Pictures stay out; everything else in the records below is copied exactly.

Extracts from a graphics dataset
====================

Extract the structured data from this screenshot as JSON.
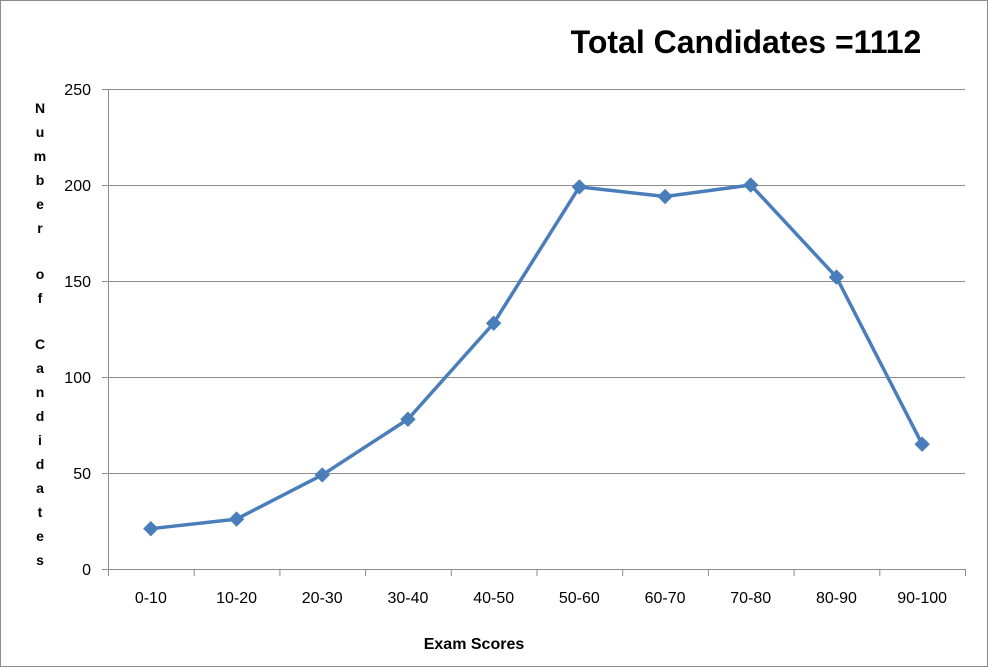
{
  "chart_data": {
    "type": "line",
    "title": "Total Candidates =1112",
    "xlabel": "Exam Scores",
    "ylabel": "Number of Candidates",
    "categories": [
      "0-10",
      "10-20",
      "20-30",
      "30-40",
      "40-50",
      "50-60",
      "60-70",
      "70-80",
      "80-90",
      "90-100"
    ],
    "series": [
      {
        "values": [
          21,
          26,
          49,
          78,
          128,
          199,
          194,
          200,
          152,
          65
        ]
      }
    ],
    "ylim": [
      0,
      250
    ],
    "yticks": [
      0,
      50,
      100,
      150,
      200,
      250
    ],
    "grid": true,
    "legend": "none",
    "marker": "diamond",
    "colors": {
      "line": "#4a7ebb",
      "grid": "#8c8c8c",
      "axis": "#8c8c8c"
    }
  }
}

====================

SOLUTION TO THIS EXERCISE:
Extract the structured data from this screenshot as JSON.
{
  "chart_data": {
    "type": "line",
    "title": "Total Candidates =1112",
    "xlabel": "Exam Scores",
    "ylabel": "Number of Candidates",
    "categories": [
      "0-10",
      "10-20",
      "20-30",
      "30-40",
      "40-50",
      "50-60",
      "60-70",
      "70-80",
      "80-90",
      "90-100"
    ],
    "series": [
      {
        "values": [
          21,
          26,
          49,
          78,
          128,
          199,
          194,
          200,
          152,
          65
        ]
      }
    ],
    "ylim": [
      0,
      250
    ],
    "yticks": [
      0,
      50,
      100,
      150,
      200,
      250
    ],
    "grid": true,
    "legend": "none",
    "marker": "diamond",
    "colors": {
      "line": "#4a7ebb",
      "grid": "#8c8c8c",
      "axis": "#8c8c8c"
    }
  }
}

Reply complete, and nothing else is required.